# [Recorded information]
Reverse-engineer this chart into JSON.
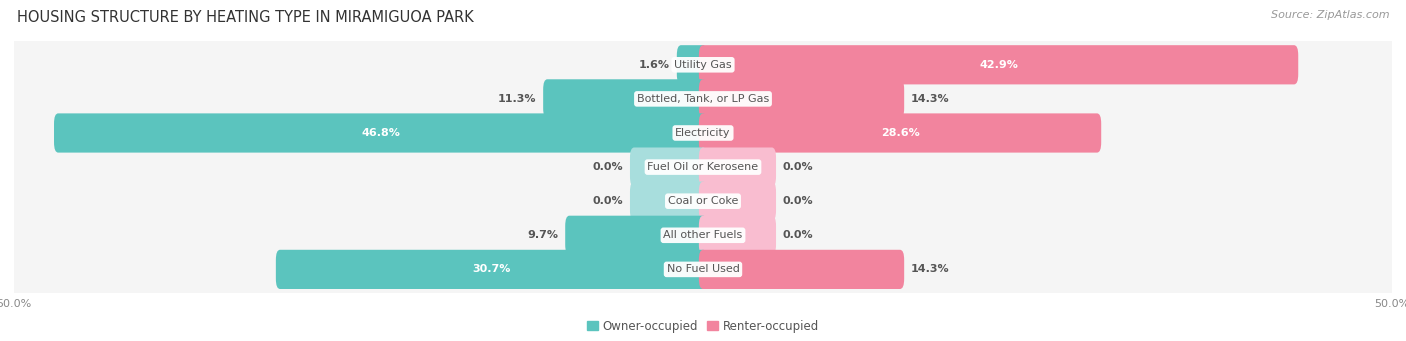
{
  "title": "Housing Structure by Heating Type in Miramiguoa Park",
  "source": "Source: ZipAtlas.com",
  "categories": [
    "Utility Gas",
    "Bottled, Tank, or LP Gas",
    "Electricity",
    "Fuel Oil or Kerosene",
    "Coal or Coke",
    "All other Fuels",
    "No Fuel Used"
  ],
  "owner_values": [
    1.6,
    11.3,
    46.8,
    0.0,
    0.0,
    9.7,
    30.7
  ],
  "renter_values": [
    42.9,
    14.3,
    28.6,
    0.0,
    0.0,
    0.0,
    14.3
  ],
  "owner_color": "#5BC4BE",
  "renter_color": "#F2849E",
  "owner_zero_color": "#A8DEDD",
  "renter_zero_color": "#F9BDD0",
  "background_color": "#FFFFFF",
  "row_bg_color": "#F0F0F0",
  "row_bg_shadow": "#DDDDDD",
  "x_min": -50.0,
  "x_max": 50.0,
  "label_fontsize": 8.0,
  "title_fontsize": 10.5,
  "source_fontsize": 8.0,
  "legend_fontsize": 8.5,
  "bar_height": 0.55,
  "zero_stub": 5.0,
  "label_color_dark": "#555555",
  "label_color_white": "#ffffff",
  "cat_label_color": "#555555",
  "tick_label_color": "#888888"
}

# [Exercise directions]
In your copy of the records, include no pictures; repeat everything else exactly.

# [The completed task]
Reverse-engineer this chart into JSON.
{
  "title": "Housing Structure by Heating Type in Miramiguoa Park",
  "source": "Source: ZipAtlas.com",
  "categories": [
    "Utility Gas",
    "Bottled, Tank, or LP Gas",
    "Electricity",
    "Fuel Oil or Kerosene",
    "Coal or Coke",
    "All other Fuels",
    "No Fuel Used"
  ],
  "owner_values": [
    1.6,
    11.3,
    46.8,
    0.0,
    0.0,
    9.7,
    30.7
  ],
  "renter_values": [
    42.9,
    14.3,
    28.6,
    0.0,
    0.0,
    0.0,
    14.3
  ],
  "owner_color": "#5BC4BE",
  "renter_color": "#F2849E",
  "owner_zero_color": "#A8DEDD",
  "renter_zero_color": "#F9BDD0",
  "background_color": "#FFFFFF",
  "row_bg_color": "#F0F0F0",
  "row_bg_shadow": "#DDDDDD",
  "x_min": -50.0,
  "x_max": 50.0,
  "label_fontsize": 8.0,
  "title_fontsize": 10.5,
  "source_fontsize": 8.0,
  "legend_fontsize": 8.5,
  "bar_height": 0.55,
  "zero_stub": 5.0,
  "label_color_dark": "#555555",
  "label_color_white": "#ffffff",
  "cat_label_color": "#555555",
  "tick_label_color": "#888888"
}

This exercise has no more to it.